-- start --

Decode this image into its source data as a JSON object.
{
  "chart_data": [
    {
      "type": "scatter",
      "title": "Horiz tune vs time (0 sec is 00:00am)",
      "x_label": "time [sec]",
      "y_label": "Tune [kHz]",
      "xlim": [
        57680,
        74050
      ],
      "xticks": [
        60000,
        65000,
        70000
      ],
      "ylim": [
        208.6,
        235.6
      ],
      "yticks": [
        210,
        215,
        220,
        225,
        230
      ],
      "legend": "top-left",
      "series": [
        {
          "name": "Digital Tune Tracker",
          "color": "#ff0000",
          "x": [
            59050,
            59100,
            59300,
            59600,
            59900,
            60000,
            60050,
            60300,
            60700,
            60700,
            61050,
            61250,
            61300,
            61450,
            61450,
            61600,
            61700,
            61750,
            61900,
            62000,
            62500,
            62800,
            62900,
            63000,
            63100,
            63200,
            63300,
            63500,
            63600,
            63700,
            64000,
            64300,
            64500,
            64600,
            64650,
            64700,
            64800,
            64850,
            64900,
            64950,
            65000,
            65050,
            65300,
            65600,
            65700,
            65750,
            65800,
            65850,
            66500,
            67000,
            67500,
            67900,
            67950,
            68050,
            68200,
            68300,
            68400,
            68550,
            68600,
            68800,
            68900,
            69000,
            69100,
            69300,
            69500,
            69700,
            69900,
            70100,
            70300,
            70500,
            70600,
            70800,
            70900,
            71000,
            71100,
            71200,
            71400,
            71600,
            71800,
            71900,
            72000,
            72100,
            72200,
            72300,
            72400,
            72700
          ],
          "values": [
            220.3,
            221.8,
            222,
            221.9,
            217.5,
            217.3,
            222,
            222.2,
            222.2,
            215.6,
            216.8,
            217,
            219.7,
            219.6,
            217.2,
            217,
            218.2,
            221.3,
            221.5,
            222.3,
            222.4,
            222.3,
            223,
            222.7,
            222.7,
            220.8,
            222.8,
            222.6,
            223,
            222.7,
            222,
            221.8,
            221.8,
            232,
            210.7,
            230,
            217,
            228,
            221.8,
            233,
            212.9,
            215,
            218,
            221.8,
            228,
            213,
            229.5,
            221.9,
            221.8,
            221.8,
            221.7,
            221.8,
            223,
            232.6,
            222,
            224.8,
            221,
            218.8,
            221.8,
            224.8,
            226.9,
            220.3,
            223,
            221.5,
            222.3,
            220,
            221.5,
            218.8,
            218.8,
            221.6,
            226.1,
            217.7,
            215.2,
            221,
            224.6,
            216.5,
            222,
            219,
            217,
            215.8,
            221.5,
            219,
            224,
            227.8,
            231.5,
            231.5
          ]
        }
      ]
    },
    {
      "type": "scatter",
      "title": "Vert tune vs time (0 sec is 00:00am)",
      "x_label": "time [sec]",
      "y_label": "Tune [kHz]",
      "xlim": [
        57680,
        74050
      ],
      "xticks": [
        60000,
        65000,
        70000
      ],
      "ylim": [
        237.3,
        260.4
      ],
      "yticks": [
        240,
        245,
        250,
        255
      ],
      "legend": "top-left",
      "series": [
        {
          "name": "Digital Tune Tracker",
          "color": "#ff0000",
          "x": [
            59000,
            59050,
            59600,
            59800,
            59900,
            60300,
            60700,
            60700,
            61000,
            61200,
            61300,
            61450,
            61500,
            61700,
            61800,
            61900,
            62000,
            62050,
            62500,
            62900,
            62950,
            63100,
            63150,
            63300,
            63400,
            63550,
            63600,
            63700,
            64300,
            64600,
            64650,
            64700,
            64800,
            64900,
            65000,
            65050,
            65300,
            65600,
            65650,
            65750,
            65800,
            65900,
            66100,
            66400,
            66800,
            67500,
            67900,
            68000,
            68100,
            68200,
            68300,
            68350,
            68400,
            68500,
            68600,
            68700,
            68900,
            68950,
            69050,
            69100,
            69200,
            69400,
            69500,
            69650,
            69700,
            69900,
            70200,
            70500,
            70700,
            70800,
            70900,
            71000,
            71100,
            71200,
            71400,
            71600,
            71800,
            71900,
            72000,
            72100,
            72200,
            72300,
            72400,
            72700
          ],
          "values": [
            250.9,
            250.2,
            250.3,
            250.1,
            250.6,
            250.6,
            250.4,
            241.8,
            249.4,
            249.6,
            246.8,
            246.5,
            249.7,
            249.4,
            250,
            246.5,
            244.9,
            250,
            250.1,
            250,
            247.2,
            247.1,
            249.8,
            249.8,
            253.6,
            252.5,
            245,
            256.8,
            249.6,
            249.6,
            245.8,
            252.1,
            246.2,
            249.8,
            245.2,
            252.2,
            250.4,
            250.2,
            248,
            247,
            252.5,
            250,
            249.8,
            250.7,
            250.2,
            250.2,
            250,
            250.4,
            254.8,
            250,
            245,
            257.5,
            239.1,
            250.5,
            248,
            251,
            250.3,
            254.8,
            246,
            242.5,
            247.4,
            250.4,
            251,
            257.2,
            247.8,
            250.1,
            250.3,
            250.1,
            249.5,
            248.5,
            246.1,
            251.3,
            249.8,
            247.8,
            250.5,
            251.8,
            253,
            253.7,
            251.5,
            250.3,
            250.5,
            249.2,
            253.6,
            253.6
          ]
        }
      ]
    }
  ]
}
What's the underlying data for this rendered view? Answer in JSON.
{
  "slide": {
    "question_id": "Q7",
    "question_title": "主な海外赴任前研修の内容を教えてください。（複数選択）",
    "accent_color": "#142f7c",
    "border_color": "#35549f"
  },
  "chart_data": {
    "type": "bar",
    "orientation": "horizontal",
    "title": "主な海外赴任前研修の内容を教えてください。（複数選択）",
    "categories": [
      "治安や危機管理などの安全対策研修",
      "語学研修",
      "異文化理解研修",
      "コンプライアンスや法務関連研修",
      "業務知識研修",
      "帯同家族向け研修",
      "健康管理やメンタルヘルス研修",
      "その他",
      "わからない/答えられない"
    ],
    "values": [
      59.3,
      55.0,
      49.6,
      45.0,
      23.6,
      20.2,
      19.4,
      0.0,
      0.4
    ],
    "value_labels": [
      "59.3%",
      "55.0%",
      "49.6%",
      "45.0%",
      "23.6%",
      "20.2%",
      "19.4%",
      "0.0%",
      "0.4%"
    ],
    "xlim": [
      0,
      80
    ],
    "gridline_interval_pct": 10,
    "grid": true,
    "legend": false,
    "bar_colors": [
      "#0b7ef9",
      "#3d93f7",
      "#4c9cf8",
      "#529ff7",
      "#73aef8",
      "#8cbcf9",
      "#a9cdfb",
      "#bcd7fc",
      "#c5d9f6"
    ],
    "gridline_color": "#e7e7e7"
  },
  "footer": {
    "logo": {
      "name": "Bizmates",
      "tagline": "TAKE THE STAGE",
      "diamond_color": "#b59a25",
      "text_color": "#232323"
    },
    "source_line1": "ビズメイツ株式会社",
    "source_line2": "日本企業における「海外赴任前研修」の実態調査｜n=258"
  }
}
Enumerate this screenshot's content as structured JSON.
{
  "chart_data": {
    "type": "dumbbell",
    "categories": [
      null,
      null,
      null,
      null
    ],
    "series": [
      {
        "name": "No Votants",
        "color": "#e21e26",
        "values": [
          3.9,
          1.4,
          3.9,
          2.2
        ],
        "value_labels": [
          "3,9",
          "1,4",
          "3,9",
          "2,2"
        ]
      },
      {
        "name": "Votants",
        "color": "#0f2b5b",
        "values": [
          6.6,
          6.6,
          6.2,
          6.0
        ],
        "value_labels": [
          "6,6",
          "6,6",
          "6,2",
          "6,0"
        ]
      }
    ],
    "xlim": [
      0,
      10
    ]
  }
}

-- end --

- WRITTEN EXERCISE
Extract every line from the one with "Enumerate this screenshot's" down to the final line above, both included, exactly as written.

- CORRECT RESPONSE
Enumerate this screenshot's content as structured JSON.
{
  "chart_data": {
    "type": "dumbbell",
    "categories": [
      null,
      null,
      null,
      null
    ],
    "series": [
      {
        "name": "No Votants",
        "color": "#e21e26",
        "values": [
          3.9,
          1.4,
          3.9,
          2.2
        ],
        "value_labels": [
          "3,9",
          "1,4",
          "3,9",
          "2,2"
        ]
      },
      {
        "name": "Votants",
        "color": "#0f2b5b",
        "values": [
          6.6,
          6.6,
          6.2,
          6.0
        ],
        "value_labels": [
          "6,6",
          "6,6",
          "6,2",
          "6,0"
        ]
      }
    ],
    "xlim": [
      0,
      10
    ]
  }
}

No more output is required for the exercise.